### What the exercise asks
Print out the entries below with no edits.
— Start Information shown —
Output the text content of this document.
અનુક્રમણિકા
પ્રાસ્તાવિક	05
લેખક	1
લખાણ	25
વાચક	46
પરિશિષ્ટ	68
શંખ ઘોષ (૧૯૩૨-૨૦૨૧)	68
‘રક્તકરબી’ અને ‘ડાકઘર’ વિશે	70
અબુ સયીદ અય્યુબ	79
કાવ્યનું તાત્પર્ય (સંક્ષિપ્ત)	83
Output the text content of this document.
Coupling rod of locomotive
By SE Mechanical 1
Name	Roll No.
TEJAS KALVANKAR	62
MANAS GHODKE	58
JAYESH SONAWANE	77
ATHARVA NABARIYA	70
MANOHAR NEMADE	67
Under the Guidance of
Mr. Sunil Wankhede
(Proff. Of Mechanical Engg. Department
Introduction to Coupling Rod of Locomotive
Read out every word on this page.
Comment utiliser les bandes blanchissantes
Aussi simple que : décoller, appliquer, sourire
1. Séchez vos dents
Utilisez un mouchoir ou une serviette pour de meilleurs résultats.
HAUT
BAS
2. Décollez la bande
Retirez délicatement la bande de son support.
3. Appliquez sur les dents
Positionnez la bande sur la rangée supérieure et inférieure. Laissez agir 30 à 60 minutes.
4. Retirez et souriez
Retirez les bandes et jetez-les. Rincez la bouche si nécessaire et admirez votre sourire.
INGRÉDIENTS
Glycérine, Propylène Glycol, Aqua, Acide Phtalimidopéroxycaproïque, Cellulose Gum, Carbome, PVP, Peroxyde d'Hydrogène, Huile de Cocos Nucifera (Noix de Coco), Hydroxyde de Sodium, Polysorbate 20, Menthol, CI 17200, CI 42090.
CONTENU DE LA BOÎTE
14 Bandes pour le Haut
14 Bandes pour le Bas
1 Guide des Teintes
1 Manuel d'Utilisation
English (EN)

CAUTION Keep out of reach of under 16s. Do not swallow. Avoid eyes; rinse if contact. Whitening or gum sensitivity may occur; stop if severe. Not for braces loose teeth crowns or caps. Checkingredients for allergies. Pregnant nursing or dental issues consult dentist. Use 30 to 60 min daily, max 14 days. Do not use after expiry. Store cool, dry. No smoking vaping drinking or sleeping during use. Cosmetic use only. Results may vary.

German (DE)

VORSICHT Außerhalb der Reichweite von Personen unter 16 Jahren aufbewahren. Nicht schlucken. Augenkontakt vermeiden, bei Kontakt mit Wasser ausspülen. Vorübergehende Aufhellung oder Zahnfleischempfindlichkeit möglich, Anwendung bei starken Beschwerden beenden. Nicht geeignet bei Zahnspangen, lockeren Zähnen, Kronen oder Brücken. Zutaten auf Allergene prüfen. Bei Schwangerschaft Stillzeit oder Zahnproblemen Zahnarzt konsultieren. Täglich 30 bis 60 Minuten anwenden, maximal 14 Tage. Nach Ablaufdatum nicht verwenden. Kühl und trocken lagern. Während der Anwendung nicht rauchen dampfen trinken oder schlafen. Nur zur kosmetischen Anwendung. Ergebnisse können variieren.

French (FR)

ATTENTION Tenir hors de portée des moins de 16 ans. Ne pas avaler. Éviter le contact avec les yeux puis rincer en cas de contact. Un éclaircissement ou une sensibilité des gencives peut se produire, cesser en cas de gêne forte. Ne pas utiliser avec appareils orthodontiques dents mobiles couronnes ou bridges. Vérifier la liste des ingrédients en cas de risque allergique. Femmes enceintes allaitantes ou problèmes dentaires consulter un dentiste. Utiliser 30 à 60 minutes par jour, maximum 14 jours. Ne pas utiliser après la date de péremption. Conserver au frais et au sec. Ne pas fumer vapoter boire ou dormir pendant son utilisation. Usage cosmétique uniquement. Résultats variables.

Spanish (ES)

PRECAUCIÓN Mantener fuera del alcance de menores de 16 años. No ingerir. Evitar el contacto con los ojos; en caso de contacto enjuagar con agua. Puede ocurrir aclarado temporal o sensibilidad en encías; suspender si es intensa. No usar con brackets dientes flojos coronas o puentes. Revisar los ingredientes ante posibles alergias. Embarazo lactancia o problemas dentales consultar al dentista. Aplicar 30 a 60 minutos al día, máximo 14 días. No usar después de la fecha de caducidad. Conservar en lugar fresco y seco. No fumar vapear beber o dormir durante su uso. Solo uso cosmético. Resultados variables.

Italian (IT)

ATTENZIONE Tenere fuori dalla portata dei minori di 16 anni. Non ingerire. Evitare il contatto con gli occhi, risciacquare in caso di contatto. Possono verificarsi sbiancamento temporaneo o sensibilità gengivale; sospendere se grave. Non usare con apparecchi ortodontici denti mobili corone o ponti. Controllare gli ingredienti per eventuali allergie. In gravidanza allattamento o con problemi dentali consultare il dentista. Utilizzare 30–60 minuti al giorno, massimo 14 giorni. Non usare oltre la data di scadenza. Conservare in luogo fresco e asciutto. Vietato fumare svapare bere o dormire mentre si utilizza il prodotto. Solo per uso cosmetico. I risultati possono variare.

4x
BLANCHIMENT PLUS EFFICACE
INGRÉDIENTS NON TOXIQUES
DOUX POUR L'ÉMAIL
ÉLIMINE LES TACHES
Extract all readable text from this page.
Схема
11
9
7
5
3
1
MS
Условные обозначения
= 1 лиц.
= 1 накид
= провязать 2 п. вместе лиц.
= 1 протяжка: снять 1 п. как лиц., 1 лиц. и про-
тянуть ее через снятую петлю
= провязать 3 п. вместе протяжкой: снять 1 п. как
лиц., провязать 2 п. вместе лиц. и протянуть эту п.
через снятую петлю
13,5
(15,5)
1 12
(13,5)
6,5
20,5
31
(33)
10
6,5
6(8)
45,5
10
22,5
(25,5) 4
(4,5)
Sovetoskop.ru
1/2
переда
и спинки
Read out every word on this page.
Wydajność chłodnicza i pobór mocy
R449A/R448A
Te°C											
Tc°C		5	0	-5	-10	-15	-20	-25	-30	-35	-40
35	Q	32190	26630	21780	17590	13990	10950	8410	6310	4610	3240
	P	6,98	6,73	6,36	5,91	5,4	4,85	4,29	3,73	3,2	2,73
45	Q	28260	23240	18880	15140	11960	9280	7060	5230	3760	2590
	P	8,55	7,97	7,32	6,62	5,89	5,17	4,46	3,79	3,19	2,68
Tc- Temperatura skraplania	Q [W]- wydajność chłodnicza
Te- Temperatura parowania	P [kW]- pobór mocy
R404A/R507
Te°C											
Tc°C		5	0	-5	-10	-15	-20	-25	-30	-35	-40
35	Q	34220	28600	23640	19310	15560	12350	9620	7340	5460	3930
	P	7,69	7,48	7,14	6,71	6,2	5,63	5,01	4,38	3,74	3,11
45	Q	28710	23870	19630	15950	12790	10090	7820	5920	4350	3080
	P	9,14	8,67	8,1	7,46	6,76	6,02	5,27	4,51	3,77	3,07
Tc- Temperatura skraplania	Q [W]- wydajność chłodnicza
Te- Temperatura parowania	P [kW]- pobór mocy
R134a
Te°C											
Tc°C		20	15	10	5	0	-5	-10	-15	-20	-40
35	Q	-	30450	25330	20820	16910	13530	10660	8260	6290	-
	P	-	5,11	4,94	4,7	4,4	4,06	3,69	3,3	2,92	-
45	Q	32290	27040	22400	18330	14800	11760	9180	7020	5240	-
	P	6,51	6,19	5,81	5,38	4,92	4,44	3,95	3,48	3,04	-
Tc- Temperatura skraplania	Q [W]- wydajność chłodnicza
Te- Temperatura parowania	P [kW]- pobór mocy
— End Information shown —
### Solution to this task
Output the text content of this document.
અનુક્રમણિકા
પ્રાસ્તાવિક	05
લેખક	1
લખાણ	25
વાચક	46
પરિશિષ્ટ	68
શંખ ઘોષ (૧૯૩૨-૨૦૨૧)	68
‘રક્તકરબી’ અને ‘ડાકઘર’ વિશે	70
અબુ સયીદ અય્યુબ	79
કાવ્યનું તાત્પર્ય (સંક્ષિપ્ત)	83
Output the text content of this document.
Coupling rod of locomotive
By SE Mechanical 1
Name	Roll No.
TEJAS KALVANKAR	62
MANAS GHODKE	58
JAYESH SONAWANE	77
ATHARVA NABARIYA	70
MANOHAR NEMADE	67
Under the Guidance of
Mr. Sunil Wankhede
(Proff. Of Mechanical Engg. Department
Introduction to Coupling Rod of Locomotive
Read out every word on this page.
Comment utiliser les bandes blanchissantes
Aussi simple que : décoller, appliquer, sourire
1. Séchez vos dents
Utilisez un mouchoir ou une serviette pour de meilleurs résultats.
HAUT
BAS
2. Décollez la bande
Retirez délicatement la bande de son support.
3. Appliquez sur les dents
Positionnez la bande sur la rangée supérieure et inférieure. Laissez agir 30 à 60 minutes.
4. Retirez et souriez
Retirez les bandes et jetez-les. Rincez la bouche si nécessaire et admirez votre sourire.
INGRÉDIENTS
Glycérine, Propylène Glycol, Aqua, Acide Phtalimidopéroxycaproïque, Cellulose Gum, Carbome, PVP, Peroxyde d'Hydrogène, Huile de Cocos Nucifera (Noix de Coco), Hydroxyde de Sodium, Polysorbate 20, Menthol, CI 17200, CI 42090.
CONTENU DE LA BOÎTE
14 Bandes pour le Haut
14 Bandes pour le Bas
1 Guide des Teintes
1 Manuel d'Utilisation
English (EN)

CAUTION Keep out of reach of under 16s. Do not swallow. Avoid eyes; rinse if contact. Whitening or gum sensitivity may occur; stop if severe. Not for braces loose teeth crowns or caps. Checkingredients for allergies. Pregnant nursing or dental issues consult dentist. Use 30 to 60 min daily, max 14 days. Do not use after expiry. Store cool, dry. No smoking vaping drinking or sleeping during use. Cosmetic use only. Results may vary.

German (DE)

VORSICHT Außerhalb der Reichweite von Personen unter 16 Jahren aufbewahren. Nicht schlucken. Augenkontakt vermeiden, bei Kontakt mit Wasser ausspülen. Vorübergehende Aufhellung oder Zahnfleischempfindlichkeit möglich, Anwendung bei starken Beschwerden beenden. Nicht geeignet bei Zahnspangen, lockeren Zähnen, Kronen oder Brücken. Zutaten auf Allergene prüfen. Bei Schwangerschaft Stillzeit oder Zahnproblemen Zahnarzt konsultieren. Täglich 30 bis 60 Minuten anwenden, maximal 14 Tage. Nach Ablaufdatum nicht verwenden. Kühl und trocken lagern. Während der Anwendung nicht rauchen dampfen trinken oder schlafen. Nur zur kosmetischen Anwendung. Ergebnisse können variieren.

French (FR)

ATTENTION Tenir hors de portée des moins de 16 ans. Ne pas avaler. Éviter le contact avec les yeux puis rincer en cas de contact. Un éclaircissement ou une sensibilité des gencives peut se produire, cesser en cas de gêne forte. Ne pas utiliser avec appareils orthodontiques dents mobiles couronnes ou bridges. Vérifier la liste des ingrédients en cas de risque allergique. Femmes enceintes allaitantes ou problèmes dentaires consulter un dentiste. Utiliser 30 à 60 minutes par jour, maximum 14 jours. Ne pas utiliser après la date de péremption. Conserver au frais et au sec. Ne pas fumer vapoter boire ou dormir pendant son utilisation. Usage cosmétique uniquement. Résultats variables.

Spanish (ES)

PRECAUCIÓN Mantener fuera del alcance de menores de 16 años. No ingerir. Evitar el contacto con los ojos; en caso de contacto enjuagar con agua. Puede ocurrir aclarado temporal o sensibilidad en encías; suspender si es intensa. No usar con brackets dientes flojos coronas o puentes. Revisar los ingredientes ante posibles alergias. Embarazo lactancia o problemas dentales consultar al dentista. Aplicar 30 a 60 minutos al día, máximo 14 días. No usar después de la fecha de caducidad. Conservar en lugar fresco y seco. No fumar vapear beber o dormir durante su uso. Solo uso cosmético. Resultados variables.

Italian (IT)

ATTENZIONE Tenere fuori dalla portata dei minori di 16 anni. Non ingerire. Evitare il contatto con gli occhi, risciacquare in caso di contatto. Possono verificarsi sbiancamento temporaneo o sensibilità gengivale; sospendere se grave. Non usare con apparecchi ortodontici denti mobili corone o ponti. Controllare gli ingredienti per eventuali allergie. In gravidanza allattamento o con problemi dentali consultare il dentista. Utilizzare 30–60 minuti al giorno, massimo 14 giorni. Non usare oltre la data di scadenza. Conservare in luogo fresco e asciutto. Vietato fumare svapare bere o dormire mentre si utilizza il prodotto. Solo per uso cosmetico. I risultati possono variare.

4x
BLANCHIMENT PLUS EFFICACE
INGRÉDIENTS NON TOXIQUES
DOUX POUR L'ÉMAIL
ÉLIMINE LES TACHES
Extract all readable text from this page.
Схема
11
9
7
5
3
1
MS
Условные обозначения
= 1 лиц.
= 1 накид
= провязать 2 п. вместе лиц.
= 1 протяжка: снять 1 п. как лиц., 1 лиц. и про-
тянуть ее через снятую петлю
= провязать 3 п. вместе протяжкой: снять 1 п. как
лиц., провязать 2 п. вместе лиц. и протянуть эту п.
через снятую петлю
13,5
(15,5)
1 12
(13,5)
6,5
20,5
31
(33)
10
6,5
6(8)
45,5
10
22,5
(25,5) 4
(4,5)
Sovetoskop.ru
1/2
переда
и спинки
Read out every word on this page.
Wydajność chłodnicza i pobór mocy
R449A/R448A
Te°C											
Tc°C		5	0	-5	-10	-15	-20	-25	-30	-35	-40
35	Q	32190	26630	21780	17590	13990	10950	8410	6310	4610	3240
	P	6,98	6,73	6,36	5,91	5,4	4,85	4,29	3,73	3,2	2,73
45	Q	28260	23240	18880	15140	11960	9280	7060	5230	3760	2590
	P	8,55	7,97	7,32	6,62	5,89	5,17	4,46	3,79	3,19	2,68
Tc- Temperatura skraplania	Q [W]- wydajność chłodnicza
Te- Temperatura parowania	P [kW]- pobór mocy
R404A/R507
Te°C											
Tc°C		5	0	-5	-10	-15	-20	-25	-30	-35	-40
35	Q	34220	28600	23640	19310	15560	12350	9620	7340	5460	3930
	P	7,69	7,48	7,14	6,71	6,2	5,63	5,01	4,38	3,74	3,11
45	Q	28710	23870	19630	15950	12790	10090	7820	5920	4350	3080
	P	9,14	8,67	8,1	7,46	6,76	6,02	5,27	4,51	3,77	3,07
Tc- Temperatura skraplania	Q [W]- wydajność chłodnicza
Te- Temperatura parowania	P [kW]- pobór mocy
R134a
Te°C											
Tc°C		20	15	10	5	0	-5	-10	-15	-20	-40
35	Q	-	30450	25330	20820	16910	13530	10660	8260	6290	-
	P	-	5,11	4,94	4,7	4,4	4,06	3,69	3,3	2,92	-
45	Q	32290	27040	22400	18330	14800	11760	9180	7020	5240	-
	P	6,51	6,19	5,81	5,38	4,92	4,44	3,95	3,48	3,04	-
Tc- Temperatura skraplania	Q [W]- wydajność chłodnicza
Te- Temperatura parowania	P [kW]- pobór mocy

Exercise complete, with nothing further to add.